— SELECTED EXTRACT —
──────────────────────────────
What do you get when you strand a Democrat and a Republican together on a deserted island?

No, it's not a perfunctory punch line - it's "Rival Survival," a one-episode series premiering Oct. 29 at 10 p.m. ET on the Discovery Channel.

Though bipartisanship - or more accurately, the dearth of it - has killed many a piece of legislation on Capitol Hill, Sens. Jeff Flake, R-Arizona, and Martin Heinrich, D-New Mexico, will rely almost entirely on that principle of equilibrium to keep themselves alive in the show's "Survivor"-esque format. It was taped over six days on Eru, one of the Marshall Islands in the Pacific Ocean.

A press release from Discovery previews the episode's plot, which apparently involves two Washington suit-types stabbing at fish with a spearhead and attempting to start fires with glass: "Disconnected from the world on an uninhabited island surrounded by shark infested waters that mirror the seemingly treacherous terrain of the U.S. Congress, [the senators] must put their political differences aside and work together for six days and six nights to find common ground through compromise if they want to survive."

According to the Discovery Channel, Eru offers no source of fresh water and amounts to "an utterly unforgiving deserted destination where the reefs alone are fraught with dangers that include venomous stonefish, lionfish and scorpion fish." Flake, who's embarked on excursions to the region twice before, explained the show's development to the Washington Post.

"Our first thought was just to go and take a few Go-Pro cameras and film it and document it or hand it over to someone," Flake told the Post on Thursday. "Then we approached Discovery because they have a number of survivor shows and they said, 'well, we like the idea but how about you let us come film it?'"

In a joint statement, the two suggested that with a slim-margin majority likely to lead the Senate come midterms, they wanted to get the show out before November's elections to prove the two parties can collaborate.

"Both of us know just how frustrated people are with Washington right now," the statement read. "We can both attest that no one is more frustrated than those of us trying to get things done in this environment. We recognize how difficult it can be to cut through the partisanship. So we decided to do something completely out of the ordinary and frankly a little extreme to show the world and our colleagues that even if you have serious differences, if you want to survive you have to work together."
──────────────────────────────
Dataset items:
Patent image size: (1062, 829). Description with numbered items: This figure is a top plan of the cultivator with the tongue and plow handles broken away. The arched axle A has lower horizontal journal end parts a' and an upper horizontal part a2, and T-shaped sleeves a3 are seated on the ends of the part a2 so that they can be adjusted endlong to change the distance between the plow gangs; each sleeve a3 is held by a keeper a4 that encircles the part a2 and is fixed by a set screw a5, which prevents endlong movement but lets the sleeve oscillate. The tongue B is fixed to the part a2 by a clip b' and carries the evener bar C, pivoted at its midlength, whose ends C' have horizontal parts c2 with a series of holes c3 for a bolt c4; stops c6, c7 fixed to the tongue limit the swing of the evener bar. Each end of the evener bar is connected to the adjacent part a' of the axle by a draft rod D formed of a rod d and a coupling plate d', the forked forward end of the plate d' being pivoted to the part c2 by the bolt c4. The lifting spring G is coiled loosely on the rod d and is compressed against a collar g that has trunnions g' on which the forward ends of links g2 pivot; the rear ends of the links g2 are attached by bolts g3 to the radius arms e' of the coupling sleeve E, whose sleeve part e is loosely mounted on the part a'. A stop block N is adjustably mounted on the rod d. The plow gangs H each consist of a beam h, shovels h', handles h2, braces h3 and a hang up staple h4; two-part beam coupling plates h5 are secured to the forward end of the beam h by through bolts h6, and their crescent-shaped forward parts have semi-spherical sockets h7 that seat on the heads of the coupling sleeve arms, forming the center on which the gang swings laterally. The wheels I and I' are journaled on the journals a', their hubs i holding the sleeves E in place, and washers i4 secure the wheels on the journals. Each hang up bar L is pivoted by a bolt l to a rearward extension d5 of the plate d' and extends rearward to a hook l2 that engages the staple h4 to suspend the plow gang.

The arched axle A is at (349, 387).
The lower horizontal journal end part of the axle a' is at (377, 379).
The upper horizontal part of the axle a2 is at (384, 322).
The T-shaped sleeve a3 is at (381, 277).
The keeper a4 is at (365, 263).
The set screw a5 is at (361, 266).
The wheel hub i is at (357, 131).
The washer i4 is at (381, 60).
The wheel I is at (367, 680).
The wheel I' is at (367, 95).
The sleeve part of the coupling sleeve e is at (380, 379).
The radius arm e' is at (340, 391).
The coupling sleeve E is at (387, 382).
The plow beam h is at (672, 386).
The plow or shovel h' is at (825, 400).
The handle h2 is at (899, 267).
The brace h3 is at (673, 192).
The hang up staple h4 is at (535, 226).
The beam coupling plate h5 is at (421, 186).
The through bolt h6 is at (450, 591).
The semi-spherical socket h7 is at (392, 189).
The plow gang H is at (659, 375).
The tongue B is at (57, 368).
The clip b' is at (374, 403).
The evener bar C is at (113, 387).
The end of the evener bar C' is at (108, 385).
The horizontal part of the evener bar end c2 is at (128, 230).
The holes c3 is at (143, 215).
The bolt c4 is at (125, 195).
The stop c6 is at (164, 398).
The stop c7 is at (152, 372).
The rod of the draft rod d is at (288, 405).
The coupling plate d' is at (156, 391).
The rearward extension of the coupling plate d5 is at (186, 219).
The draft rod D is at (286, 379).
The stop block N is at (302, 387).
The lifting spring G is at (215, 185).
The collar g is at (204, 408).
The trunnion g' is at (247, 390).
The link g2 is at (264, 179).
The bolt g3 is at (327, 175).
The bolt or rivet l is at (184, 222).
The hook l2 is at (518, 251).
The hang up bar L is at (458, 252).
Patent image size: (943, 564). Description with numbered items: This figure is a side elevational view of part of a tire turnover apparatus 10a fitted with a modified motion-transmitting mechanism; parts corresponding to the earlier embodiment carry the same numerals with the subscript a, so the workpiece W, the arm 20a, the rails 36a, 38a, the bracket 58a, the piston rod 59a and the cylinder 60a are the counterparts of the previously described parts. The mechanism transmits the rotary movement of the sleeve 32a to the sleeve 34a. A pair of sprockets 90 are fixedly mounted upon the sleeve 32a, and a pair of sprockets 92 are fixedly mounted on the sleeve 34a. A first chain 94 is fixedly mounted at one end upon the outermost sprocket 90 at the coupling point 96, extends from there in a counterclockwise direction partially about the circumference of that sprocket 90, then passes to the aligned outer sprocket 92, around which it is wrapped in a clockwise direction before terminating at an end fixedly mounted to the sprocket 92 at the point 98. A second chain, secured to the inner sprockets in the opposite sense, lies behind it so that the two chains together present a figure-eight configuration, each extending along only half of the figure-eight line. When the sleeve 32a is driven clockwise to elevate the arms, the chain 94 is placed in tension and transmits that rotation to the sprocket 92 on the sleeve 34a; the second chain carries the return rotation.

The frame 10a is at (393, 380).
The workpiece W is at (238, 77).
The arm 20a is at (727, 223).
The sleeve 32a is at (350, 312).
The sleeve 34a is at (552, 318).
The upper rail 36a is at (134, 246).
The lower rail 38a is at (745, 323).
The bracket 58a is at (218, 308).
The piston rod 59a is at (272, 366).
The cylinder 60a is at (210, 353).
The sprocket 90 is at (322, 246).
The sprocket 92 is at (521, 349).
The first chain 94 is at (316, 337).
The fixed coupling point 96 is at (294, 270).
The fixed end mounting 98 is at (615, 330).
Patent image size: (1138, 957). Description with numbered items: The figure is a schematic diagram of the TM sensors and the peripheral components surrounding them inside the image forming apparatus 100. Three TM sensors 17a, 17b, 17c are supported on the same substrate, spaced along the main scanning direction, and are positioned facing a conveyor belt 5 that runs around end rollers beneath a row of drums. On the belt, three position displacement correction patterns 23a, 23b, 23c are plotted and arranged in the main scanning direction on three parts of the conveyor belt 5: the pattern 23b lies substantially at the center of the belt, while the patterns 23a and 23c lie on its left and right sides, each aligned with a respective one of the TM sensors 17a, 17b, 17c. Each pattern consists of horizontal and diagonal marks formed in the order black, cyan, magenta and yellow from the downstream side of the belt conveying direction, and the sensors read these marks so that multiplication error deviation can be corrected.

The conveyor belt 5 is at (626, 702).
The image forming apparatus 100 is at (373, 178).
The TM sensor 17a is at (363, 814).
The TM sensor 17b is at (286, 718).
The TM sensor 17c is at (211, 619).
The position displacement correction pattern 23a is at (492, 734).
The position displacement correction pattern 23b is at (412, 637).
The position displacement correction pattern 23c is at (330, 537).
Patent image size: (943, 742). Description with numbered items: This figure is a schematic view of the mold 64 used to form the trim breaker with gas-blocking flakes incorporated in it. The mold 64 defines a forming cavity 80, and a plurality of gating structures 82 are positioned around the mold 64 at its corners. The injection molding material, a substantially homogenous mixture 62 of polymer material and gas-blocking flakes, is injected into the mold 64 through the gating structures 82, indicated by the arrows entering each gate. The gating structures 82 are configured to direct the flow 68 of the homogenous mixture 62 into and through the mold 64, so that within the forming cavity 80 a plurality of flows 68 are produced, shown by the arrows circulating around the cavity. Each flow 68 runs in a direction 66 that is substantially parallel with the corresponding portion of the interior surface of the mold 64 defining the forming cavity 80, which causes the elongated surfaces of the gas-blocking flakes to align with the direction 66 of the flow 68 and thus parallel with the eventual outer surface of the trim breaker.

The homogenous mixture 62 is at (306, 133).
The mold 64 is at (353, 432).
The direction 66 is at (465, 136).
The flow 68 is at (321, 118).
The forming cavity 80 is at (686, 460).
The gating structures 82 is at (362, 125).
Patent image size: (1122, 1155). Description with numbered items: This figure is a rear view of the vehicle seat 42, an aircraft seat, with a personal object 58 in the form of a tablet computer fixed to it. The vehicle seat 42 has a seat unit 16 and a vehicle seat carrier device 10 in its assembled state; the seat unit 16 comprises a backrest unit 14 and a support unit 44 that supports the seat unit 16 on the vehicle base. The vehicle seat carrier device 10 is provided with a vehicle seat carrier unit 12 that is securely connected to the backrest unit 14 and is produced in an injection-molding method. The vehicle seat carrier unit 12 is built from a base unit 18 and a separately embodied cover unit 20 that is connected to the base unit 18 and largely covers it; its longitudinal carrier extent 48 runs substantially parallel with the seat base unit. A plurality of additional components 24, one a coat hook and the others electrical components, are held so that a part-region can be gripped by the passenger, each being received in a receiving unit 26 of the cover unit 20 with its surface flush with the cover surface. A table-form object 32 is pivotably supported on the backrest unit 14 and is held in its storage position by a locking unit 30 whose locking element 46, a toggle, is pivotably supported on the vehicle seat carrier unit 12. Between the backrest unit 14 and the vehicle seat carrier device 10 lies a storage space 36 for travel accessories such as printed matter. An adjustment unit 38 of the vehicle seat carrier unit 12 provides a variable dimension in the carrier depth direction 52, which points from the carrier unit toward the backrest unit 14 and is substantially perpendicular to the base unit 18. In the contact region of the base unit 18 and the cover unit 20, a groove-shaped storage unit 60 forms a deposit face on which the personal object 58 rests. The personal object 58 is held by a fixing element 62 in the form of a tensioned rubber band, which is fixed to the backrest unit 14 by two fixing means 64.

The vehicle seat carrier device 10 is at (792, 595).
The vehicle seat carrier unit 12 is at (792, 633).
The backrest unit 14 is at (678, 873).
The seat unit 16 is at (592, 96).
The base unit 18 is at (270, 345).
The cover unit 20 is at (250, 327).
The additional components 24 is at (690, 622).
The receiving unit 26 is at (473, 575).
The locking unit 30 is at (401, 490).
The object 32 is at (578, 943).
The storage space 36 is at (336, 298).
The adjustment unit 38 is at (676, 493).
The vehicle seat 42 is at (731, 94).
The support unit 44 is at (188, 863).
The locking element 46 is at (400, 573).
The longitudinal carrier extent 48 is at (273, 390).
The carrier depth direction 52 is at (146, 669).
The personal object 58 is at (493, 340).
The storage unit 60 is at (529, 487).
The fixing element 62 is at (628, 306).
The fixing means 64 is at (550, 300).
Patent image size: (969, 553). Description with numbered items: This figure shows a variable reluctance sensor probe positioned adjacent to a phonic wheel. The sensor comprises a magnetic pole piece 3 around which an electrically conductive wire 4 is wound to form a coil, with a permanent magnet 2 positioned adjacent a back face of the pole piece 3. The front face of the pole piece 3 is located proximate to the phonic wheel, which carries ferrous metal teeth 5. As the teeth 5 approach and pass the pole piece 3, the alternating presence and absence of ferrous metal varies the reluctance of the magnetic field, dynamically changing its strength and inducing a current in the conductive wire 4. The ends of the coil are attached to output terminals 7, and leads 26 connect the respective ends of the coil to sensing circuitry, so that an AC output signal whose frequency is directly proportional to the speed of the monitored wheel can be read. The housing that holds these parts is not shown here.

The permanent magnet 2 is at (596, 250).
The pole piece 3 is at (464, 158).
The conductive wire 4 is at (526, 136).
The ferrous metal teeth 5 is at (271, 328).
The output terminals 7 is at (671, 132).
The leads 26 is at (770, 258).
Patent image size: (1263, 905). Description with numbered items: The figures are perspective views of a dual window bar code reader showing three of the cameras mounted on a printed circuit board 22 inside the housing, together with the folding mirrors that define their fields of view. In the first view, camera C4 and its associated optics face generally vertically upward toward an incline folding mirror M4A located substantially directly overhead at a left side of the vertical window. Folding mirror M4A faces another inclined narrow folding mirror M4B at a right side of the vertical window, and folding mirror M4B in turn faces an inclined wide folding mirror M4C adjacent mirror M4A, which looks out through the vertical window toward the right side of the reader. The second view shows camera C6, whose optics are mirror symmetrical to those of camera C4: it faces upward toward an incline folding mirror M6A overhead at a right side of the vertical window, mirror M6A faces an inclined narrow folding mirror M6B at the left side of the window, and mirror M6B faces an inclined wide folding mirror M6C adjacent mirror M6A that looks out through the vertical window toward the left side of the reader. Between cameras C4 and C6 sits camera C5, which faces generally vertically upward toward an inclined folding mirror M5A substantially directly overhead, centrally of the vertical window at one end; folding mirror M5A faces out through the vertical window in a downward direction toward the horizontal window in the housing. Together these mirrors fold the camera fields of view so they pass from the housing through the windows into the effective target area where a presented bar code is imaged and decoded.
──────────────────────────────
— COMPLETE THE FOLLOWING —
1. In the article about the "Rival Survival" series, on which island was the episode taped?
2. Please copy word for word the lines of the records starting at the line that contains "Patent image size: (943, 564)." and ending at the line that contains "The fixed coupling point 96 is at (294, 270).".
The text and the records are unrelated to each other.

— ANSWER LIST —
1. Eru, one of the Marshall Islands in the Pacific Ocean.

2.
Patent image size: (943, 564). Description with numbered items: This figure is a side elevational view of part of a tire turnover apparatus 10a fitted with a modified motion-transmitting mechanism; parts corresponding to the earlier embodiment carry the same numerals with the subscript a, so the workpiece W, the arm 20a, the rails 36a, 38a, the bracket 58a, the piston rod 59a and the cylinder 60a are the counterparts of the previously described parts. The mechanism transmits the rotary movement of the sleeve 32a to the sleeve 34a. A pair of sprockets 90 are fixedly mounted upon the sleeve 32a, and a pair of sprockets 92 are fixedly mounted on the sleeve 34a. A first chain 94 is fixedly mounted at one end upon the outermost sprocket 90 at the coupling point 96, extends from there in a counterclockwise direction partially about the circumference of that sprocket 90, then passes to the aligned outer sprocket 92, around which it is wrapped in a clockwise direction before terminating at an end fixedly mounted to the sprocket 92 at the point 98. A second chain, secured to the inner sprockets in the opposite sense, lies behind it so that the two chains together present a figure-eight configuration, each extending along only half of the figure-eight line. When the sleeve 32a is driven clockwise to elevate the arms, the chain 94 is placed in tension and transmits that rotation to the sprocket 92 on the sleeve 34a; the second chain carries the return rotation.

The frame 10a is at (393, 380).
The workpiece W is at (238, 77).
The arm 20a is at (727, 223).
The sleeve 32a is at (350, 312).
The sleeve 34a is at (552, 318).
The upper rail 36a is at (134, 246).
The lower rail 38a is at (745, 323).
The bracket 58a is at (218, 308).
The piston rod 59a is at (272, 366).
The cylinder 60a is at (210, 353).
The sprocket 90 is at (322, 246).
The sprocket 92 is at (521, 349).
The first chain 94 is at (316, 337).
The fixed coupling point 96 is at (294, 270).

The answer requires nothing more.